(Figure data in JSON)

'''

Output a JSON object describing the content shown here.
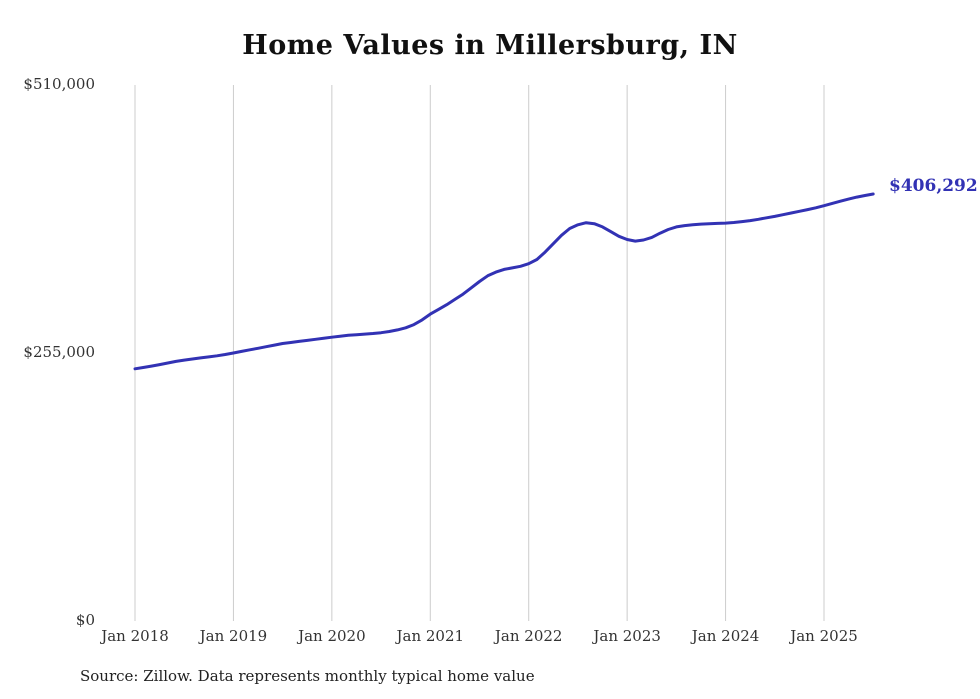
{
  "source_note": "Source: Zillow. Data represents monthly typical home value",
  "chart_data": {
    "type": "line",
    "title": "Home Values in Millersburg, IN",
    "series_name": "Monthly typical home value",
    "end_label": "$406,292",
    "end_value": 406292,
    "ylim": [
      0,
      510000
    ],
    "y_ticks": [
      0,
      255000,
      510000
    ],
    "y_tick_labels": [
      "$0",
      "$255,000",
      "$510,000"
    ],
    "x_tick_labels": [
      "Jan 2018",
      "Jan 2019",
      "Jan 2020",
      "Jan 2021",
      "Jan 2022",
      "Jan 2023",
      "Jan 2024",
      "Jan 2025"
    ],
    "grid": "vertical-only",
    "legend": "none",
    "line_color": "#3232b4",
    "grid_color": "#cccccc",
    "label_color": "#333333",
    "months": [
      "2018-01",
      "2018-02",
      "2018-03",
      "2018-04",
      "2018-05",
      "2018-06",
      "2018-07",
      "2018-08",
      "2018-09",
      "2018-10",
      "2018-11",
      "2018-12",
      "2019-01",
      "2019-02",
      "2019-03",
      "2019-04",
      "2019-05",
      "2019-06",
      "2019-07",
      "2019-08",
      "2019-09",
      "2019-10",
      "2019-11",
      "2019-12",
      "2020-01",
      "2020-02",
      "2020-03",
      "2020-04",
      "2020-05",
      "2020-06",
      "2020-07",
      "2020-08",
      "2020-09",
      "2020-10",
      "2020-11",
      "2020-12",
      "2021-01",
      "2021-02",
      "2021-03",
      "2021-04",
      "2021-05",
      "2021-06",
      "2021-07",
      "2021-08",
      "2021-09",
      "2021-10",
      "2021-11",
      "2021-12",
      "2022-01",
      "2022-02",
      "2022-03",
      "2022-04",
      "2022-05",
      "2022-06",
      "2022-07",
      "2022-08",
      "2022-09",
      "2022-10",
      "2022-11",
      "2022-12",
      "2023-01",
      "2023-02",
      "2023-03",
      "2023-04",
      "2023-05",
      "2023-06",
      "2023-07",
      "2023-08",
      "2023-09",
      "2023-10",
      "2023-11",
      "2023-12",
      "2024-01",
      "2024-02",
      "2024-03",
      "2024-04",
      "2024-05",
      "2024-06",
      "2024-07",
      "2024-08",
      "2024-09",
      "2024-10",
      "2024-11",
      "2024-12",
      "2025-01",
      "2025-02",
      "2025-03",
      "2025-04",
      "2025-05",
      "2025-06",
      "2025-07"
    ],
    "values": [
      240000,
      241200,
      242500,
      244000,
      245500,
      247000,
      248200,
      249300,
      250300,
      251300,
      252300,
      253600,
      255000,
      256500,
      258000,
      259500,
      261000,
      262500,
      264000,
      265000,
      266000,
      267000,
      268000,
      269000,
      270000,
      271000,
      271800,
      272400,
      273000,
      273600,
      274300,
      275500,
      277000,
      279000,
      282000,
      286500,
      292000,
      296500,
      301000,
      306000,
      311000,
      317000,
      323000,
      328500,
      332000,
      334500,
      336000,
      337500,
      340000,
      344000,
      351000,
      359000,
      367000,
      373500,
      377000,
      379000,
      378000,
      375000,
      370500,
      366000,
      363000,
      361500,
      362500,
      365000,
      369000,
      372500,
      375000,
      376200,
      377000,
      377600,
      378000,
      378300,
      378600,
      379200,
      380000,
      381000,
      382200,
      383600,
      385000,
      386600,
      388200,
      389800,
      391400,
      393200,
      395200,
      397300,
      399400,
      401400,
      403300,
      404900,
      406292
    ]
  }
}
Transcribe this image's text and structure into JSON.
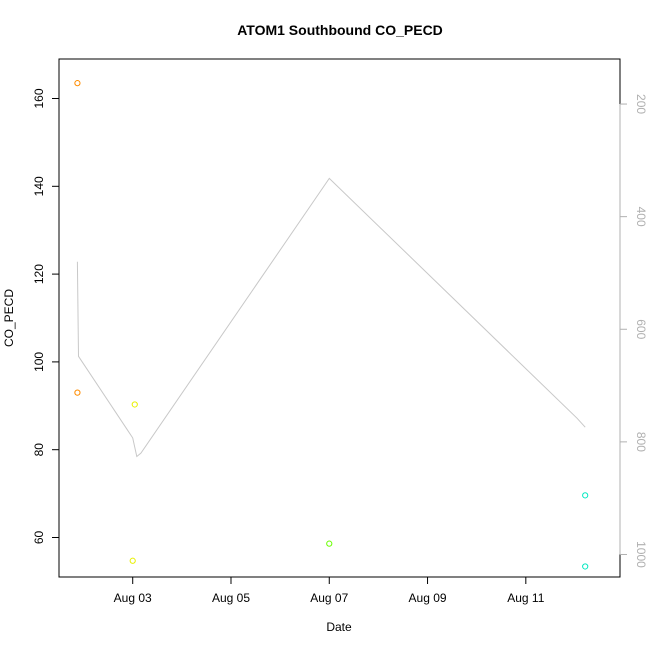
{
  "chart_data": {
    "type": "scatter",
    "title": "ATOM1 Southbound CO_PECD",
    "xlabel": "Date",
    "ylabel": "CO_PECD",
    "x_axis": {
      "type": "date",
      "range": [
        "2025-08-01T12:00",
        "2025-08-12T22:00"
      ],
      "ticks": [
        {
          "value": "2025-08-03",
          "label": "Aug 03"
        },
        {
          "value": "2025-08-05",
          "label": "Aug 05"
        },
        {
          "value": "2025-08-07",
          "label": "Aug 07"
        },
        {
          "value": "2025-08-09",
          "label": "Aug 09"
        },
        {
          "value": "2025-08-11",
          "label": "Aug 11"
        }
      ]
    },
    "y_axis": {
      "range": [
        51,
        169
      ],
      "ticks": [
        60,
        80,
        100,
        120,
        140,
        160
      ]
    },
    "y2_axis": {
      "reversed": true,
      "color": "#b0b0b0",
      "range": [
        1040,
        120
      ],
      "ticks": [
        200,
        400,
        600,
        800,
        1000
      ]
    },
    "points": [
      {
        "x": "2025-08-01T21:00",
        "y": 163.5,
        "color": "#ff8c00"
      },
      {
        "x": "2025-08-01T21:00",
        "y": 93.0,
        "color": "#ff8c00"
      },
      {
        "x": "2025-08-03T01:00",
        "y": 90.3,
        "color": "#e8f000"
      },
      {
        "x": "2025-08-03T00:00",
        "y": 54.7,
        "color": "#e8f000"
      },
      {
        "x": "2025-08-07T00:00",
        "y": 58.6,
        "color": "#6aff00"
      },
      {
        "x": "2025-08-12T05:00",
        "y": 69.6,
        "color": "#00e8c0"
      },
      {
        "x": "2025-08-12T05:00",
        "y": 53.4,
        "color": "#00e8c0"
      }
    ],
    "line_series": {
      "axis": "y2",
      "color": "#c8c8c8",
      "points": [
        {
          "x": "2025-08-01T21:00",
          "y": 480
        },
        {
          "x": "2025-08-01T21:30",
          "y": 648
        },
        {
          "x": "2025-08-03T00:00",
          "y": 793
        },
        {
          "x": "2025-08-03T02:00",
          "y": 826
        },
        {
          "x": "2025-08-03T04:00",
          "y": 820
        },
        {
          "x": "2025-08-07T00:00",
          "y": 332
        },
        {
          "x": "2025-08-12T01:00",
          "y": 758
        },
        {
          "x": "2025-08-12T05:00",
          "y": 774
        }
      ]
    }
  }
}
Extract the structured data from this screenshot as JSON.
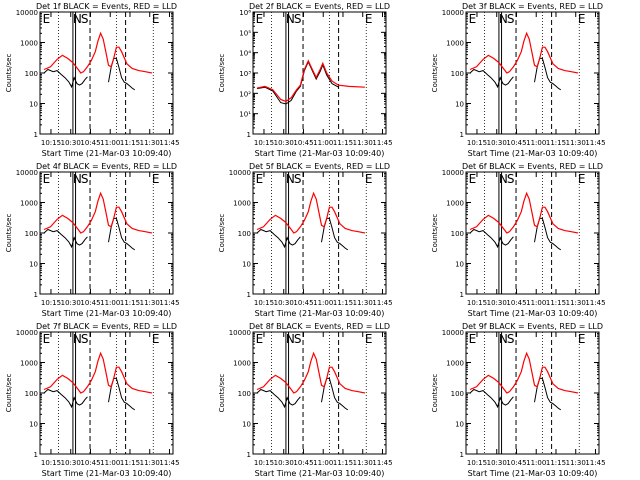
{
  "chart_data": {
    "type": "line",
    "layout": "3x3 grid of log-scale time-series panels",
    "shared": {
      "xlabel": "Start Time (21-Mar-03 10:09:40)",
      "ylabel": "Counts/sec",
      "x_ticks": [
        "10:15",
        "10:30",
        "10:45",
        "11:00",
        "11:15",
        "11:30",
        "11:45"
      ],
      "xlim_minutes": [
        -3,
        98
      ],
      "yscale": "log",
      "y_ticks": [
        "1",
        "10",
        "100",
        "1000",
        "10000"
      ],
      "y_ticks_panel2": [
        "1",
        "10¹",
        "10²",
        "10³",
        "10⁴",
        "10⁵",
        "10⁶"
      ],
      "series": [
        {
          "name": "Events",
          "color": "#000000"
        },
        {
          "name": "LLD",
          "color": "#ff0000"
        }
      ],
      "markers": [
        "E",
        "N",
        "S",
        "E"
      ],
      "solid_lines_min": [
        22,
        24
      ],
      "dashed_lines_min": [
        35,
        62
      ],
      "dotted_lines_min": [
        11,
        55,
        83
      ]
    },
    "panels": [
      {
        "title": "Det 1f BLACK = Events, RED = LLD",
        "ylim": [
          1,
          10000
        ]
      },
      {
        "title": "Det 2f BLACK = Events, RED = LLD",
        "ylim": [
          1,
          1000000
        ]
      },
      {
        "title": "Det 3f BLACK = Events, RED = LLD",
        "ylim": [
          1,
          10000
        ]
      },
      {
        "title": "Det 4f BLACK = Events, RED = LLD",
        "ylim": [
          1,
          10000
        ]
      },
      {
        "title": "Det 5f BLACK = Events, RED = LLD",
        "ylim": [
          1,
          10000
        ]
      },
      {
        "title": "Det 6f BLACK = Events, RED = LLD",
        "ylim": [
          1,
          10000
        ]
      },
      {
        "title": "Det 7f BLACK = Events, RED = LLD",
        "ylim": [
          1,
          10000
        ]
      },
      {
        "title": "Det 8f BLACK = Events, RED = LLD",
        "ylim": [
          1,
          10000
        ]
      },
      {
        "title": "Det 9f BLACK = Events, RED = LLD",
        "ylim": [
          1,
          10000
        ]
      }
    ],
    "curves": {
      "red_LLD": [
        [
          0,
          130
        ],
        [
          5,
          160
        ],
        [
          10,
          280
        ],
        [
          14,
          380
        ],
        [
          18,
          300
        ],
        [
          22,
          220
        ],
        [
          26,
          130
        ],
        [
          28,
          100
        ],
        [
          30,
          110
        ],
        [
          33,
          160
        ],
        [
          36,
          260
        ],
        [
          39,
          500
        ],
        [
          41,
          1100
        ],
        [
          43,
          2000
        ],
        [
          45,
          1300
        ],
        [
          47,
          500
        ],
        [
          49,
          180
        ],
        [
          51,
          160
        ],
        [
          53,
          300
        ],
        [
          55,
          700
        ],
        [
          57,
          700
        ],
        [
          59,
          500
        ],
        [
          63,
          200
        ],
        [
          67,
          140
        ],
        [
          72,
          120
        ],
        [
          77,
          110
        ],
        [
          82,
          100
        ]
      ],
      "black_events": [
        [
          0,
          100
        ],
        [
          3,
          130
        ],
        [
          7,
          110
        ],
        [
          10,
          120
        ],
        [
          13,
          90
        ],
        [
          16,
          70
        ],
        [
          19,
          50
        ],
        [
          21,
          35
        ],
        [
          23,
          70
        ],
        [
          25,
          45
        ],
        [
          27,
          40
        ],
        [
          29,
          45
        ],
        [
          31,
          60
        ],
        [
          33,
          75
        ],
        null,
        [
          49,
          50
        ],
        [
          51,
          150
        ],
        [
          53,
          300
        ],
        [
          55,
          300
        ],
        [
          57,
          150
        ],
        [
          59,
          70
        ],
        [
          61,
          50
        ],
        [
          63,
          45
        ],
        [
          65,
          38
        ],
        [
          67,
          32
        ],
        [
          69,
          28
        ]
      ],
      "red_LLD_det2": [
        [
          0,
          180
        ],
        [
          6,
          220
        ],
        [
          12,
          150
        ],
        [
          18,
          50
        ],
        [
          22,
          40
        ],
        [
          26,
          60
        ],
        [
          30,
          150
        ],
        [
          33,
          250
        ],
        [
          36,
          1500
        ],
        [
          39,
          4000
        ],
        [
          42,
          1500
        ],
        [
          45,
          600
        ],
        [
          48,
          1500
        ],
        [
          50,
          3000
        ],
        [
          53,
          1000
        ],
        [
          57,
          400
        ],
        [
          62,
          250
        ],
        [
          70,
          220
        ],
        [
          82,
          200
        ]
      ],
      "black_events_det2": [
        [
          0,
          170
        ],
        [
          6,
          200
        ],
        [
          12,
          130
        ],
        [
          18,
          35
        ],
        [
          22,
          30
        ],
        [
          26,
          45
        ],
        [
          30,
          130
        ],
        [
          33,
          220
        ],
        [
          36,
          1300
        ],
        [
          39,
          3500
        ],
        [
          42,
          1300
        ],
        [
          45,
          500
        ],
        [
          48,
          1200
        ],
        [
          50,
          2500
        ],
        [
          53,
          800
        ],
        [
          57,
          300
        ],
        [
          62,
          200
        ]
      ]
    }
  }
}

'''

Count all lines of the data that include "panels". The answer is the number alone.

- [EXPECTED OUTPUT] 2